▶ What to do: Set the data down again, exactly as it reads, but without the pictures.

Records drawn from a dataset
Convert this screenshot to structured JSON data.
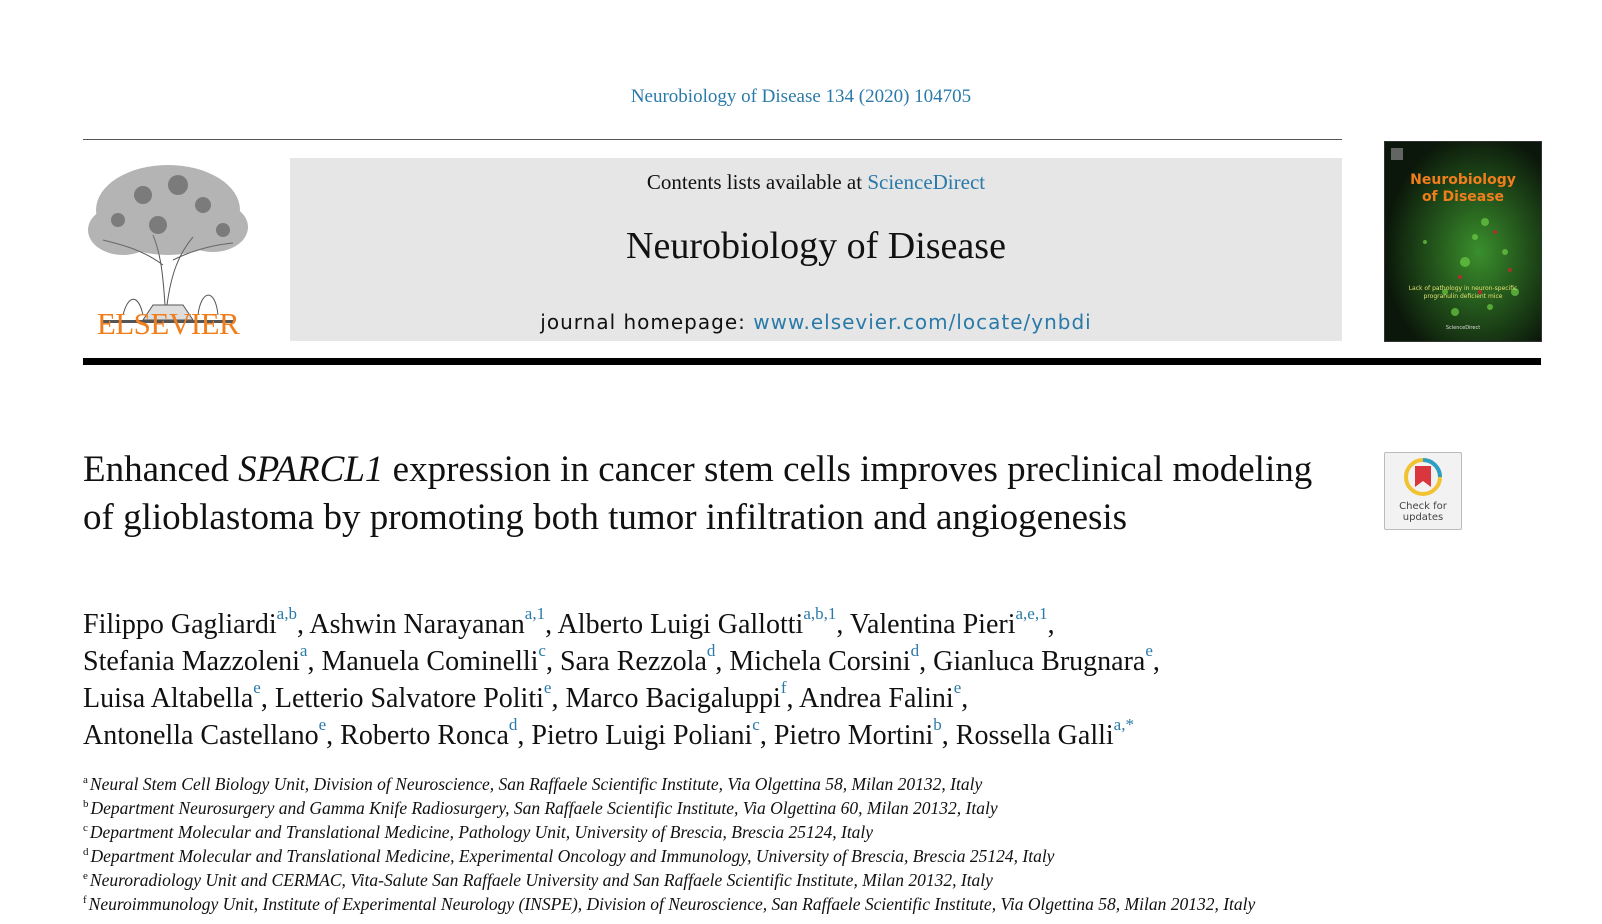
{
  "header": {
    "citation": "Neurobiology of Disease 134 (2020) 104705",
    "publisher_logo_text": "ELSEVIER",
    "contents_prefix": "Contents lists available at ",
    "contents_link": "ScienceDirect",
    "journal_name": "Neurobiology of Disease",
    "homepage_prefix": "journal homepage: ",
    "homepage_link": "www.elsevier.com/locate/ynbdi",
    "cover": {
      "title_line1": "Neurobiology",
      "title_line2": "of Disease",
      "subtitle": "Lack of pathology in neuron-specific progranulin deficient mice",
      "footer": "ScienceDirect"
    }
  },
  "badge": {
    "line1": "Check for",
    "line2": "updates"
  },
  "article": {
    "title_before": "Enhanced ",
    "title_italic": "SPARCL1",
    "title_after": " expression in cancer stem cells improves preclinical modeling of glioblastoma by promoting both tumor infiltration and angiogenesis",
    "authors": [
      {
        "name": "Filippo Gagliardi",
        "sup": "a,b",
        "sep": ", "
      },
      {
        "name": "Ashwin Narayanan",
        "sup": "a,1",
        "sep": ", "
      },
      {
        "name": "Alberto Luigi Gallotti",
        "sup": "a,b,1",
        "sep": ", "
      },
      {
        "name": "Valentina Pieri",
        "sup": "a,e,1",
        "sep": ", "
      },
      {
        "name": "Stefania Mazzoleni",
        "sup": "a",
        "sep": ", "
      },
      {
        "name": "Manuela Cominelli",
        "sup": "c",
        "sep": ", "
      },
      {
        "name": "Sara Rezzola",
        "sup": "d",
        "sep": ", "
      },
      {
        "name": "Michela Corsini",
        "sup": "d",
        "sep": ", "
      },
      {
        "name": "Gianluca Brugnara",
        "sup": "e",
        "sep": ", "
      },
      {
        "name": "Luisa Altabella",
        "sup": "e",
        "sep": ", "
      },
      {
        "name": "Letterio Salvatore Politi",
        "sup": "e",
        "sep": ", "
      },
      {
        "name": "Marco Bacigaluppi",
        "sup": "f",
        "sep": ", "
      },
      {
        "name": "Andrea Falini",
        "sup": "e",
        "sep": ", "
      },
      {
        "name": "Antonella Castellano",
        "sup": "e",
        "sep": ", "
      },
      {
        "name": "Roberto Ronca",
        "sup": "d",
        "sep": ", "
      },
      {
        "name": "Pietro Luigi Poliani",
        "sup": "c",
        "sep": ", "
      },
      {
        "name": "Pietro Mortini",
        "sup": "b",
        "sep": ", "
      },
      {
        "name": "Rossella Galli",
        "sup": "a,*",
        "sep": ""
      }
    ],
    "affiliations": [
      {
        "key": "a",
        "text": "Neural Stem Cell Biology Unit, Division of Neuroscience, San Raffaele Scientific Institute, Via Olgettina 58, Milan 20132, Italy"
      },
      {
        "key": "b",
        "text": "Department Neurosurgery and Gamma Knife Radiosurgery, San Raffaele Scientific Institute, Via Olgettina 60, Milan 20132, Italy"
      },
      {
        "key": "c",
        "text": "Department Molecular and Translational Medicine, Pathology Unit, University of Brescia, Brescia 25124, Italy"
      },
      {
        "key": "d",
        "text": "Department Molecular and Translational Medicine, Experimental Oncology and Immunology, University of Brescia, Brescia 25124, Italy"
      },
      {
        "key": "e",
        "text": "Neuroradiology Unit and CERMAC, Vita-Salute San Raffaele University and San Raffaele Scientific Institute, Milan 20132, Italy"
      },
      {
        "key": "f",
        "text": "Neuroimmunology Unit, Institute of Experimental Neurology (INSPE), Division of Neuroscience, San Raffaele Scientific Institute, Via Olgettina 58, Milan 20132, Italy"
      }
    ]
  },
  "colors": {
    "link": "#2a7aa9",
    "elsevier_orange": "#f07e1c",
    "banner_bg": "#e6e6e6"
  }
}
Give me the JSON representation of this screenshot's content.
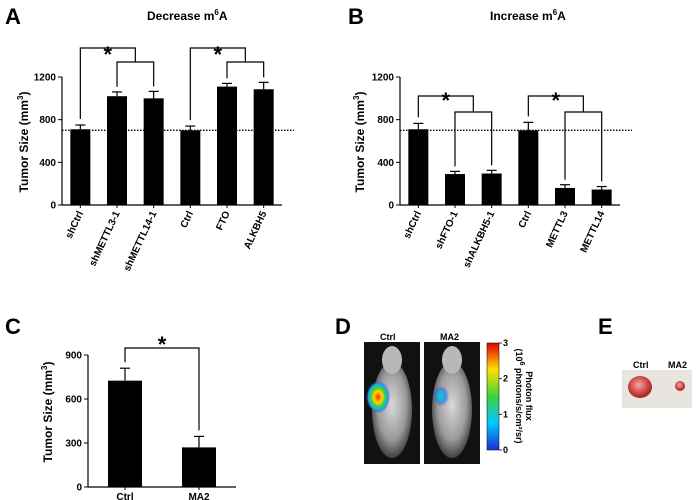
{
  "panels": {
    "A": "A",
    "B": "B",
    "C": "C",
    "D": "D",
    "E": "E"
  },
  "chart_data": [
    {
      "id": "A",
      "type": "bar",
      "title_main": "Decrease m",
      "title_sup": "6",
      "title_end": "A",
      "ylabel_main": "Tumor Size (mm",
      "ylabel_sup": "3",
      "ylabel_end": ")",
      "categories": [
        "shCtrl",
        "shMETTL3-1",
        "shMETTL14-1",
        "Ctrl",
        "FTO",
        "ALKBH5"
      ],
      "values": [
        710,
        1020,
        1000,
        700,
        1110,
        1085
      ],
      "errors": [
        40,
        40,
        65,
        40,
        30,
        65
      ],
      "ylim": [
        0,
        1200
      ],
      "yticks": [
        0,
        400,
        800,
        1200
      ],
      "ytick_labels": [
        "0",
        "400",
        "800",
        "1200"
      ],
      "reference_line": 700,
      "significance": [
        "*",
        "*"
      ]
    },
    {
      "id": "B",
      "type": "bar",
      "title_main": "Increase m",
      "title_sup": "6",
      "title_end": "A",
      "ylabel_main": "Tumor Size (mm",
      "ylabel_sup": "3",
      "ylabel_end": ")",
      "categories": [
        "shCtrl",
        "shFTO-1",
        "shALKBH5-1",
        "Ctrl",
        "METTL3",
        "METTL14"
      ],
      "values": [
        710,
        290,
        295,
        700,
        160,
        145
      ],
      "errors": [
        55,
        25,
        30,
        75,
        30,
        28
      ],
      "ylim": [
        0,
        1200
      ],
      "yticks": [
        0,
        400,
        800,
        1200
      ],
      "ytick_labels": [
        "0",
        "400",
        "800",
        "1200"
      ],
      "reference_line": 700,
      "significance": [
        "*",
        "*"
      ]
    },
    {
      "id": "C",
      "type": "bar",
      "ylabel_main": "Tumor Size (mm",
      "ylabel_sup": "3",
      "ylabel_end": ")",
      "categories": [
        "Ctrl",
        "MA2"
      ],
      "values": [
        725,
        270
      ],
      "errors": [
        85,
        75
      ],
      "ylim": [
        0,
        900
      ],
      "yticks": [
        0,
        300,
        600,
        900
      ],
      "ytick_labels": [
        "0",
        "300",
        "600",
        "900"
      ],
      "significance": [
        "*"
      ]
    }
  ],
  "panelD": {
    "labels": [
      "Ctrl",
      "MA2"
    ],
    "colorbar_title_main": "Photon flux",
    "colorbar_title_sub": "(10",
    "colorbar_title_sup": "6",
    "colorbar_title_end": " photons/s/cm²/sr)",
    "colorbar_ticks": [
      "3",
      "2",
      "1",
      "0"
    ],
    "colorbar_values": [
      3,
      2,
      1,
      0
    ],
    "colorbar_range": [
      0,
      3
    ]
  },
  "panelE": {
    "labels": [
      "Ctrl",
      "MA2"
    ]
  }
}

▶ Response to the exercise:
Convert this screenshot to structured JSON data.
{
  "header": {
    "citation": "Neurobiology of Disease 134 (2020) 104705",
    "publisher_logo_text": "ELSEVIER",
    "contents_prefix": "Contents lists available at ",
    "contents_link": "ScienceDirect",
    "journal_name": "Neurobiology of Disease",
    "homepage_prefix": "journal homepage: ",
    "homepage_link": "www.elsevier.com/locate/ynbdi",
    "cover": {
      "title_line1": "Neurobiology",
      "title_line2": "of Disease",
      "subtitle": "Lack of pathology in neuron-specific progranulin deficient mice",
      "footer": "ScienceDirect"
    }
  },
  "badge": {
    "line1": "Check for",
    "line2": "updates"
  },
  "article": {
    "title_before": "Enhanced ",
    "title_italic": "SPARCL1",
    "title_after": " expression in cancer stem cells improves preclinical modeling of glioblastoma by promoting both tumor infiltration and angiogenesis",
    "authors": [
      {
        "name": "Filippo Gagliardi",
        "sup": "a,b",
        "sep": ", "
      },
      {
        "name": "Ashwin Narayanan",
        "sup": "a,1",
        "sep": ", "
      },
      {
        "name": "Alberto Luigi Gallotti",
        "sup": "a,b,1",
        "sep": ", "
      },
      {
        "name": "Valentina Pieri",
        "sup": "a,e,1",
        "sep": ", "
      },
      {
        "name": "Stefania Mazzoleni",
        "sup": "a",
        "sep": ", "
      },
      {
        "name": "Manuela Cominelli",
        "sup": "c",
        "sep": ", "
      },
      {
        "name": "Sara Rezzola",
        "sup": "d",
        "sep": ", "
      },
      {
        "name": "Michela Corsini",
        "sup": "d",
        "sep": ", "
      },
      {
        "name": "Gianluca Brugnara",
        "sup": "e",
        "sep": ", "
      },
      {
        "name": "Luisa Altabella",
        "sup": "e",
        "sep": ", "
      },
      {
        "name": "Letterio Salvatore Politi",
        "sup": "e",
        "sep": ", "
      },
      {
        "name": "Marco Bacigaluppi",
        "sup": "f",
        "sep": ", "
      },
      {
        "name": "Andrea Falini",
        "sup": "e",
        "sep": ", "
      },
      {
        "name": "Antonella Castellano",
        "sup": "e",
        "sep": ", "
      },
      {
        "name": "Roberto Ronca",
        "sup": "d",
        "sep": ", "
      },
      {
        "name": "Pietro Luigi Poliani",
        "sup": "c",
        "sep": ", "
      },
      {
        "name": "Pietro Mortini",
        "sup": "b",
        "sep": ", "
      },
      {
        "name": "Rossella Galli",
        "sup": "a,*",
        "sep": ""
      }
    ],
    "affiliations": [
      {
        "key": "a",
        "text": "Neural Stem Cell Biology Unit, Division of Neuroscience, San Raffaele Scientific Institute, Via Olgettina 58, Milan 20132, Italy"
      },
      {
        "key": "b",
        "text": "Department Neurosurgery and Gamma Knife Radiosurgery, San Raffaele Scientific Institute, Via Olgettina 60, Milan 20132, Italy"
      },
      {
        "key": "c",
        "text": "Department Molecular and Translational Medicine, Pathology Unit, University of Brescia, Brescia 25124, Italy"
      },
      {
        "key": "d",
        "text": "Department Molecular and Translational Medicine, Experimental Oncology and Immunology, University of Brescia, Brescia 25124, Italy"
      },
      {
        "key": "e",
        "text": "Neuroradiology Unit and CERMAC, Vita-Salute San Raffaele University and San Raffaele Scientific Institute, Milan 20132, Italy"
      },
      {
        "key": "f",
        "text": "Neuroimmunology Unit, Institute of Experimental Neurology (INSPE), Division of Neuroscience, San Raffaele Scientific Institute, Via Olgettina 58, Milan 20132, Italy"
      }
    ]
  },
  "colors": {
    "link": "#2a7aa9",
    "elsevier_orange": "#f07e1c",
    "banner_bg": "#e6e6e6"
  }
}
Give me the JSON representation of this screenshot's content.
{
  "panels": {
    "A": "A",
    "B": "B",
    "C": "C",
    "D": "D",
    "E": "E"
  },
  "chart_data": [
    {
      "id": "A",
      "type": "bar",
      "title_main": "Decrease m",
      "title_sup": "6",
      "title_end": "A",
      "ylabel_main": "Tumor Size (mm",
      "ylabel_sup": "3",
      "ylabel_end": ")",
      "categories": [
        "shCtrl",
        "shMETTL3-1",
        "shMETTL14-1",
        "Ctrl",
        "FTO",
        "ALKBH5"
      ],
      "values": [
        710,
        1020,
        1000,
        700,
        1110,
        1085
      ],
      "errors": [
        40,
        40,
        65,
        40,
        30,
        65
      ],
      "ylim": [
        0,
        1200
      ],
      "yticks": [
        0,
        400,
        800,
        1200
      ],
      "ytick_labels": [
        "0",
        "400",
        "800",
        "1200"
      ],
      "reference_line": 700,
      "significance": [
        "*",
        "*"
      ]
    },
    {
      "id": "B",
      "type": "bar",
      "title_main": "Increase m",
      "title_sup": "6",
      "title_end": "A",
      "ylabel_main": "Tumor Size (mm",
      "ylabel_sup": "3",
      "ylabel_end": ")",
      "categories": [
        "shCtrl",
        "shFTO-1",
        "shALKBH5-1",
        "Ctrl",
        "METTL3",
        "METTL14"
      ],
      "values": [
        710,
        290,
        295,
        700,
        160,
        145
      ],
      "errors": [
        55,
        25,
        30,
        75,
        30,
        28
      ],
      "ylim": [
        0,
        1200
      ],
      "yticks": [
        0,
        400,
        800,
        1200
      ],
      "ytick_labels": [
        "0",
        "400",
        "800",
        "1200"
      ],
      "reference_line": 700,
      "significance": [
        "*",
        "*"
      ]
    },
    {
      "id": "C",
      "type": "bar",
      "ylabel_main": "Tumor Size (mm",
      "ylabel_sup": "3",
      "ylabel_end": ")",
      "categories": [
        "Ctrl",
        "MA2"
      ],
      "values": [
        725,
        270
      ],
      "errors": [
        85,
        75
      ],
      "ylim": [
        0,
        900
      ],
      "yticks": [
        0,
        300,
        600,
        900
      ],
      "ytick_labels": [
        "0",
        "300",
        "600",
        "900"
      ],
      "significance": [
        "*"
      ]
    }
  ],
  "panelD": {
    "labels": [
      "Ctrl",
      "MA2"
    ],
    "colorbar_title_main": "Photon flux",
    "colorbar_title_sub": "(10",
    "colorbar_title_sup": "6",
    "colorbar_title_end": " photons/s/cm²/sr)",
    "colorbar_ticks": [
      "3",
      "2",
      "1",
      "0"
    ],
    "colorbar_values": [
      3,
      2,
      1,
      0
    ],
    "colorbar_range": [
      0,
      3
    ]
  },
  "panelE": {
    "labels": [
      "Ctrl",
      "MA2"
    ]
  }
}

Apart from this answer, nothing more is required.